**Your task**:
Find every line of the listing below where "разногласий" appears, and copy it.

**Raw records**:
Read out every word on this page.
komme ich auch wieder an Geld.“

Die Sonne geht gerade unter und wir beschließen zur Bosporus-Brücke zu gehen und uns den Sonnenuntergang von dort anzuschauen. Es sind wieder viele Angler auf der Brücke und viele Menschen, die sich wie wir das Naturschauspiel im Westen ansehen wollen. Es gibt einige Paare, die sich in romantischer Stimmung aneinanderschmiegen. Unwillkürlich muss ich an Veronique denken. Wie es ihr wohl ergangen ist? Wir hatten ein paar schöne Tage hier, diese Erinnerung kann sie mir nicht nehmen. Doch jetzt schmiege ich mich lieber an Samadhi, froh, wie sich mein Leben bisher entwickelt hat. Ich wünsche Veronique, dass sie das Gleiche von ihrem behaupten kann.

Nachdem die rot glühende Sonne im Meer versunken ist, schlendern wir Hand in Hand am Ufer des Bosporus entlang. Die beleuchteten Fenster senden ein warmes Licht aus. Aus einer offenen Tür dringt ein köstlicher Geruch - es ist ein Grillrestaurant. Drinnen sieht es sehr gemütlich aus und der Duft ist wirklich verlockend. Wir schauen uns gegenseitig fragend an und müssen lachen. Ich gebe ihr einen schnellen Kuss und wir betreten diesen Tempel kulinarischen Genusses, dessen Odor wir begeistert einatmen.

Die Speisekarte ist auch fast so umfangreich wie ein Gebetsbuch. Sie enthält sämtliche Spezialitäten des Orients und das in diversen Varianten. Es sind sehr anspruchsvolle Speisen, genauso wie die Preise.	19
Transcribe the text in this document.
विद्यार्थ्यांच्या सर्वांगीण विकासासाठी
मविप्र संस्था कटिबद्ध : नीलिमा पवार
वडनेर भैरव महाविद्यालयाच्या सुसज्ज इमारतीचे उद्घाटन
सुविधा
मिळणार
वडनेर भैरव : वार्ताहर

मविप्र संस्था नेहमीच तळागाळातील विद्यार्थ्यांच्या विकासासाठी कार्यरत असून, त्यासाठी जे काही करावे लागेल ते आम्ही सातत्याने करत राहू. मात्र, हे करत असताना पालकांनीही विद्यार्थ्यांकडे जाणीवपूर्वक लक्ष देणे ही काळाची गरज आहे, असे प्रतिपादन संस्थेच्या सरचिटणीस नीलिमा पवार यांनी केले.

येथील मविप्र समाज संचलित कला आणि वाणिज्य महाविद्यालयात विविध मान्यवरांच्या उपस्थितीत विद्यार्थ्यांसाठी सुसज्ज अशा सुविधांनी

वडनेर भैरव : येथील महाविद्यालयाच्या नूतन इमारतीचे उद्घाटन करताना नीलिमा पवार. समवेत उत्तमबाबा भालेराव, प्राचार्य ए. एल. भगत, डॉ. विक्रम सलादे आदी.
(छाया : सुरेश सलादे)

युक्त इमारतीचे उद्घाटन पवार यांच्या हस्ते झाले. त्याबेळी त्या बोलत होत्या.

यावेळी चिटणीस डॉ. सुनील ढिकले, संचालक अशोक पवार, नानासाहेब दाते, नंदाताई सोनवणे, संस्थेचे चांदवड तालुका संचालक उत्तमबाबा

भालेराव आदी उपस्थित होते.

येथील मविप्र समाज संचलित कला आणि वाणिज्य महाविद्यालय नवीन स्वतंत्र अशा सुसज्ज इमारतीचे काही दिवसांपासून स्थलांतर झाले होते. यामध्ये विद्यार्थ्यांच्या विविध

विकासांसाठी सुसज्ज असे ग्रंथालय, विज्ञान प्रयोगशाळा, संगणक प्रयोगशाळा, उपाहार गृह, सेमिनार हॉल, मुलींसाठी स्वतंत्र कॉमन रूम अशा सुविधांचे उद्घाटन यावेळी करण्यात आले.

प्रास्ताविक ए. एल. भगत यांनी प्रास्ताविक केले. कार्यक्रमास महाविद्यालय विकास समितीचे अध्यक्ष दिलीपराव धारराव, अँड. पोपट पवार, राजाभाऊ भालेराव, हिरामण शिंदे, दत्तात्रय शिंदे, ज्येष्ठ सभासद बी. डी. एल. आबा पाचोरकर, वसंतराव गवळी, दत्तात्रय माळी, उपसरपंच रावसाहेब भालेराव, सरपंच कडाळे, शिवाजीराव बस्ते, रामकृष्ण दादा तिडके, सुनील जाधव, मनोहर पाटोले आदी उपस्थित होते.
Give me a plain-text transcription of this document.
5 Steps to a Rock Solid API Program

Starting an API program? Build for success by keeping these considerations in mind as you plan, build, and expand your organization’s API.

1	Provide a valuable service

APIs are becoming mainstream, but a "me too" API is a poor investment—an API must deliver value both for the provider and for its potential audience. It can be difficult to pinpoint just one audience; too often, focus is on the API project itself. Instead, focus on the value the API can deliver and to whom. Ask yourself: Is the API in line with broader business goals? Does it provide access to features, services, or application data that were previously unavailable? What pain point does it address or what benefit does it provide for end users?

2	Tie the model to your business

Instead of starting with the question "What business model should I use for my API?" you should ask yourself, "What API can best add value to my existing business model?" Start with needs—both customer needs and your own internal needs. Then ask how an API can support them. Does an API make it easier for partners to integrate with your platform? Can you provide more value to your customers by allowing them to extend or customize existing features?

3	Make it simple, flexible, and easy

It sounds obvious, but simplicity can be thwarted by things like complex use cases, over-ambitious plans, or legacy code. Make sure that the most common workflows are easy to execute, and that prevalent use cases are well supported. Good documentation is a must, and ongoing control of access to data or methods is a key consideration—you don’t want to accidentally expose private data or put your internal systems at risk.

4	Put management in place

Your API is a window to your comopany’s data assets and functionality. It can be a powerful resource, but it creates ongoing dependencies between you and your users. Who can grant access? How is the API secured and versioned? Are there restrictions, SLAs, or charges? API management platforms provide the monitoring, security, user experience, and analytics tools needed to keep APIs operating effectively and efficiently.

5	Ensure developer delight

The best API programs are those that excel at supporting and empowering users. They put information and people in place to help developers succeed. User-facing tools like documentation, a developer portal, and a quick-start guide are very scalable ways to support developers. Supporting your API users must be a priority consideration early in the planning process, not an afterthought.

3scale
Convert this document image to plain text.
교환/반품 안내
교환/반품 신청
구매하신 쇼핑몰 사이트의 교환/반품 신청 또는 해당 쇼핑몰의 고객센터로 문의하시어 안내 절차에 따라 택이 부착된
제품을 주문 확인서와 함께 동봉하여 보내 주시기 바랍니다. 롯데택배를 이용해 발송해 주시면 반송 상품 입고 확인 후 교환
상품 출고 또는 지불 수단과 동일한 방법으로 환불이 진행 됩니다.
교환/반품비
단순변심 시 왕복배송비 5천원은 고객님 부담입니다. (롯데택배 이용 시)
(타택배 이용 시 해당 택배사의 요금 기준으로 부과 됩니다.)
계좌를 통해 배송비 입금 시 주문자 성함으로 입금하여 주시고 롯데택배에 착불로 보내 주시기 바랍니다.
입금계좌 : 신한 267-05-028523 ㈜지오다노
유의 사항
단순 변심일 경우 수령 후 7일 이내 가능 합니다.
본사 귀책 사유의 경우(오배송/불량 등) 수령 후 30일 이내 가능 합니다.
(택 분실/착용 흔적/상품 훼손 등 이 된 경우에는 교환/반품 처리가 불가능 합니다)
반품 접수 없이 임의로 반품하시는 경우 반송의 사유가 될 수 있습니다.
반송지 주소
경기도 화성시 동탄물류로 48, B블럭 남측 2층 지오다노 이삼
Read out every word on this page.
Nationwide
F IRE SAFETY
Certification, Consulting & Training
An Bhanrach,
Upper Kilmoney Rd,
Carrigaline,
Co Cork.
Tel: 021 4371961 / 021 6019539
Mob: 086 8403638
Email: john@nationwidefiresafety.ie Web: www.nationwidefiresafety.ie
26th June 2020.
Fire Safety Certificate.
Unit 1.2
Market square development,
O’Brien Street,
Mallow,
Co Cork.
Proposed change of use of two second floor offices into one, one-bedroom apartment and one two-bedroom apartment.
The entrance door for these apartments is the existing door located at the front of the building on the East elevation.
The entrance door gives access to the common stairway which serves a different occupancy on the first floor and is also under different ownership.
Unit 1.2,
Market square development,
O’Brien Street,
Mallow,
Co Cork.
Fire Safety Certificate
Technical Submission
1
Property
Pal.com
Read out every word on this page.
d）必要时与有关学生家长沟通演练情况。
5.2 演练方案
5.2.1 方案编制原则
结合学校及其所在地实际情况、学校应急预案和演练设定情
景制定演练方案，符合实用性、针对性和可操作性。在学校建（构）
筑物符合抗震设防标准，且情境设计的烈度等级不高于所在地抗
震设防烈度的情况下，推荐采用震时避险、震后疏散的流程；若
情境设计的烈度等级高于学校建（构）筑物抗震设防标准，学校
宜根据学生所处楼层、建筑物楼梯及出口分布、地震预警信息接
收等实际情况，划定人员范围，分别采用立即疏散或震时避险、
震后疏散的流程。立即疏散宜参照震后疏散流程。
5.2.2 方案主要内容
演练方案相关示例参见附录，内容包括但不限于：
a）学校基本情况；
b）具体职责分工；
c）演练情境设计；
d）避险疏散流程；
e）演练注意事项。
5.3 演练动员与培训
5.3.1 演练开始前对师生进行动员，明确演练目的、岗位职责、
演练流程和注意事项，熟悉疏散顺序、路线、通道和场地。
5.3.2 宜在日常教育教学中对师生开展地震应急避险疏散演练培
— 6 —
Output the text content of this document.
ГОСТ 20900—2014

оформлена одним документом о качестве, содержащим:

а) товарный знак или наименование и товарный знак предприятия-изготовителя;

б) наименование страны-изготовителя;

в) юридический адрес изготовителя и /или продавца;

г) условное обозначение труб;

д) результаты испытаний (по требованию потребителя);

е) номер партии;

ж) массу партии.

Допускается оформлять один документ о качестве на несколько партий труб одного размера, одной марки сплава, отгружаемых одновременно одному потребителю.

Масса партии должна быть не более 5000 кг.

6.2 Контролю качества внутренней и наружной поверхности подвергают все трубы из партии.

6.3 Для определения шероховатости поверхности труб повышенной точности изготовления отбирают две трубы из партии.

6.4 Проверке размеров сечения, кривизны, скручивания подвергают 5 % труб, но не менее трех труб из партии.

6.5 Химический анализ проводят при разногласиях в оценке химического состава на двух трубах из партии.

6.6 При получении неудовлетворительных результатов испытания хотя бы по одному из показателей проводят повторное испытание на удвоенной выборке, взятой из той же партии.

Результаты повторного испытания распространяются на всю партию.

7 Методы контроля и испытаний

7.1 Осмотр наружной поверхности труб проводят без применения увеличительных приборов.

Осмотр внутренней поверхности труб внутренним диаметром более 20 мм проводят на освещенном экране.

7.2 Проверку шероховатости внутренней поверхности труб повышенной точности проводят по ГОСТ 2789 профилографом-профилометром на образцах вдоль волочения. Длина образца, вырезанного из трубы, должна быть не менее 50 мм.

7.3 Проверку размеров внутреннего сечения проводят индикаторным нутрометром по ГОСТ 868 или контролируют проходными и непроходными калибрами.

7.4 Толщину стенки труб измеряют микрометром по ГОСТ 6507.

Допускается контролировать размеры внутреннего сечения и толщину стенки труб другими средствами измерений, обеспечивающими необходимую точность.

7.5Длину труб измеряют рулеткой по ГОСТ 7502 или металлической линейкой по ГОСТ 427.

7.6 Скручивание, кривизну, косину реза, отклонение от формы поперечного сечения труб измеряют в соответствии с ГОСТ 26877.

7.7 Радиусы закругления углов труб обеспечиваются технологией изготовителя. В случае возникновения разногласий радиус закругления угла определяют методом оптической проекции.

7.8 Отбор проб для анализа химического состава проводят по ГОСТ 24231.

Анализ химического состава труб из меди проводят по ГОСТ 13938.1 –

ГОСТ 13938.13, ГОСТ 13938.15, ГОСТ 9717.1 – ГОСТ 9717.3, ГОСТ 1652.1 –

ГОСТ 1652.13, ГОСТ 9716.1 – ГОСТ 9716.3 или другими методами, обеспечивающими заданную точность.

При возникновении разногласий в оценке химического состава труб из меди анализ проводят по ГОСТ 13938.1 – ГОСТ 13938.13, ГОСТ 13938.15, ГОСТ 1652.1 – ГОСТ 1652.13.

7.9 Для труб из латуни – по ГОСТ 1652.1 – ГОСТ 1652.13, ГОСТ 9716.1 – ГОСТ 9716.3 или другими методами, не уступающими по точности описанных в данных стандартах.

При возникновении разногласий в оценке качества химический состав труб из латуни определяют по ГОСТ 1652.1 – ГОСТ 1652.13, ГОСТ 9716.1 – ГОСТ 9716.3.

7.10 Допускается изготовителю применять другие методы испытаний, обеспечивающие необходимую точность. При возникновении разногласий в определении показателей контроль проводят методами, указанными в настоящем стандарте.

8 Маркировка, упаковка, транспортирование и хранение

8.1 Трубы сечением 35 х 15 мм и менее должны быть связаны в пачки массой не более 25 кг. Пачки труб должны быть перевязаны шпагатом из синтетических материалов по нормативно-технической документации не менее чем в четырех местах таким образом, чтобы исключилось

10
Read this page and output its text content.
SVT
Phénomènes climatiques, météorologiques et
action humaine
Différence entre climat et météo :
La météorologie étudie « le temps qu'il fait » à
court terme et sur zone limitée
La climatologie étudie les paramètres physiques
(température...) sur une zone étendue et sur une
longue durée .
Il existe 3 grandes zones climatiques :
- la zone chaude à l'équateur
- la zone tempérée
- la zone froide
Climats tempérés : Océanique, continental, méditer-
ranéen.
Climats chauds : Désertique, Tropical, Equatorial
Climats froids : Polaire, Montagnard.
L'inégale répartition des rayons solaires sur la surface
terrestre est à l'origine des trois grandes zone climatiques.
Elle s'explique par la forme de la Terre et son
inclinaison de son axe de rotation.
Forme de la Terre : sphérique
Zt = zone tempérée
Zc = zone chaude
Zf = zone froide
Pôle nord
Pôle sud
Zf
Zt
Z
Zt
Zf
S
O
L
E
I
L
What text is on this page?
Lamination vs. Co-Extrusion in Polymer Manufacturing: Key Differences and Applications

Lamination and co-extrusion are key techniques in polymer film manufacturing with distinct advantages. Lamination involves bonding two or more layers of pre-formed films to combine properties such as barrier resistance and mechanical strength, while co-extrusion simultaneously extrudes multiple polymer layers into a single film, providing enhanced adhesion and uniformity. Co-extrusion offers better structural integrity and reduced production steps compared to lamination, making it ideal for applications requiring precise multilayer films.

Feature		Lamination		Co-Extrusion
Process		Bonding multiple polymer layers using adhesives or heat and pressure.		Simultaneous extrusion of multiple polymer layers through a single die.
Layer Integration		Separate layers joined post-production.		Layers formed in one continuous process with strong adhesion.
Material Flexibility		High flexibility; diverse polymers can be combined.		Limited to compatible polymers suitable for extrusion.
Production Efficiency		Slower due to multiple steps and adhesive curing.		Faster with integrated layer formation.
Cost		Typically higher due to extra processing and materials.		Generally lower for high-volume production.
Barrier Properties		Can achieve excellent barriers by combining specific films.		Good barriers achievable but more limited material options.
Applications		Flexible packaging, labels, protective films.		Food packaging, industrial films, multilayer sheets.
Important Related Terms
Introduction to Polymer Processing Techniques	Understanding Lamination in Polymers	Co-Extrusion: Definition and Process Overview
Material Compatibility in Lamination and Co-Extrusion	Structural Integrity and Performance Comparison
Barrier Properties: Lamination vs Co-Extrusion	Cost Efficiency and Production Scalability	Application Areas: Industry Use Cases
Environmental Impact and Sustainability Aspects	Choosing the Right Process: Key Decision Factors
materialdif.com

**Worked answer**:
7.7 Радиусы закругления углов труб обеспечиваются технологией изготовителя. В случае возникновения разногласий радиус закругления угла определяют методом оптической проекции.
При возникновении разногласий в оценке химического состава труб из меди анализ проводят по ГОСТ 13938.1 – ГОСТ 13938.13, ГОСТ 13938.15, ГОСТ 1652.1 – ГОСТ 1652.13.
При возникновении разногласий в оценке качества химический состав труб из латуни определяют по ГОСТ 1652.1 – ГОСТ 1652.13, ГОСТ 9716.1 – ГОСТ 9716.3.
7.10 Допускается изготовителю применять другие методы испытаний, обеспечивающие необходимую точность. При возникновении разногласий в определении показателей контроль проводят методами, указанными в настоящем стандарте.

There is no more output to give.